Exercise materials -

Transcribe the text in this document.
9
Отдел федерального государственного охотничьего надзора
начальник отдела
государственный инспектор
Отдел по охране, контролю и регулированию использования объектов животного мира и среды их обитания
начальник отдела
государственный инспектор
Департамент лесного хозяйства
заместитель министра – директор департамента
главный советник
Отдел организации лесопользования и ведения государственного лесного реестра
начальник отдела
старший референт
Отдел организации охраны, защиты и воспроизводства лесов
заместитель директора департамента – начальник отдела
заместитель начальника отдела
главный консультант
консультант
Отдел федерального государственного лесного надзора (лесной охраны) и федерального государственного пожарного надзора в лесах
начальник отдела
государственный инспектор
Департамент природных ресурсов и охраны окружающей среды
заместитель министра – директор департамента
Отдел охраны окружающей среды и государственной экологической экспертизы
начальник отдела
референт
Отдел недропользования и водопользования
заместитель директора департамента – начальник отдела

Exercise objective - Extract, from the material above, each line holding the word "окружающей".

The completed task -
Департамент природных ресурсов и охраны окружающей среды
Отдел охраны окружающей среды и государственной экологической экспертизы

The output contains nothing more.